__Exercise instructions__
Please write out the material that follows, exactly as it stands.

__Input rows__
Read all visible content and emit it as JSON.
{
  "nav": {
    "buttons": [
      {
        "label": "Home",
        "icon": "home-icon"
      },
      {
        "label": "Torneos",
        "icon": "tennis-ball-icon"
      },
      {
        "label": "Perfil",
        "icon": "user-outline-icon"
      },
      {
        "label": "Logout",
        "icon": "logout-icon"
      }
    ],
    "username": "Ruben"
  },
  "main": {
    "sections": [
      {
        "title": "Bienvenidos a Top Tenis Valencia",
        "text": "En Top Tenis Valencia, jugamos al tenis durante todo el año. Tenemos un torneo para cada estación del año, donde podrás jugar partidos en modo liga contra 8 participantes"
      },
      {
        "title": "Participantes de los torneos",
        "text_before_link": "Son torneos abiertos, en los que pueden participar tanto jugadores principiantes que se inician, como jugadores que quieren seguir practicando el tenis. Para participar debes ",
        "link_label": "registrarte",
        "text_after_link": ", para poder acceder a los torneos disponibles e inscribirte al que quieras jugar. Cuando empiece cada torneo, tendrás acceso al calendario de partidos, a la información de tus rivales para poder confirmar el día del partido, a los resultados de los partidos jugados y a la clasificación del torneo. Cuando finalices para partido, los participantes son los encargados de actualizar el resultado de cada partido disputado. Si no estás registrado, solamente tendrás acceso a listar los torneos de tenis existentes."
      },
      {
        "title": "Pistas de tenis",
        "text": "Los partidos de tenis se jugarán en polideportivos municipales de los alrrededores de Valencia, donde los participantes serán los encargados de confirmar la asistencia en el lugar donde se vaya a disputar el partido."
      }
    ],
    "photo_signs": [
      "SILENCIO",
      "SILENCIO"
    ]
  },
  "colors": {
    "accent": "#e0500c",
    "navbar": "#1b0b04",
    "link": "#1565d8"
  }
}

__Answer to the task__
Read all visible content and emit it as JSON.
{
  "nav": {
    "buttons": [
      {
        "label": "Home",
        "icon": "home-icon"
      },
      {
        "label": "Torneos",
        "icon": "tennis-ball-icon"
      },
      {
        "label": "Perfil",
        "icon": "user-outline-icon"
      },
      {
        "label": "Logout",
        "icon": "logout-icon"
      }
    ],
    "username": "Ruben"
  },
  "main": {
    "sections": [
      {
        "title": "Bienvenidos a Top Tenis Valencia",
        "text": "En Top Tenis Valencia, jugamos al tenis durante todo el año. Tenemos un torneo para cada estación del año, donde podrás jugar partidos en modo liga contra 8 participantes"
      },
      {
        "title": "Participantes de los torneos",
        "text_before_link": "Son torneos abiertos, en los que pueden participar tanto jugadores principiantes que se inician, como jugadores que quieren seguir practicando el tenis. Para participar debes ",
        "link_label": "registrarte",
        "text_after_link": ", para poder acceder a los torneos disponibles e inscribirte al que quieras jugar. Cuando empiece cada torneo, tendrás acceso al calendario de partidos, a la información de tus rivales para poder confirmar el día del partido, a los resultados de los partidos jugados y a la clasificación del torneo. Cuando finalices para partido, los participantes son los encargados de actualizar el resultado de cada partido disputado. Si no estás registrado, solamente tendrás acceso a listar los torneos de tenis existentes."
      },
      {
        "title": "Pistas de tenis",
        "text": "Los partidos de tenis se jugarán en polideportivos municipales de los alrrededores de Valencia, donde los participantes serán los encargados de confirmar la asistencia en el lugar donde se vaya a disputar el partido."
      }
    ],
    "photo_signs": [
      "SILENCIO",
      "SILENCIO"
    ]
  },
  "colors": {
    "accent": "#e0500c",
    "navbar": "#1b0b04",
    "link": "#1565d8"
  }
}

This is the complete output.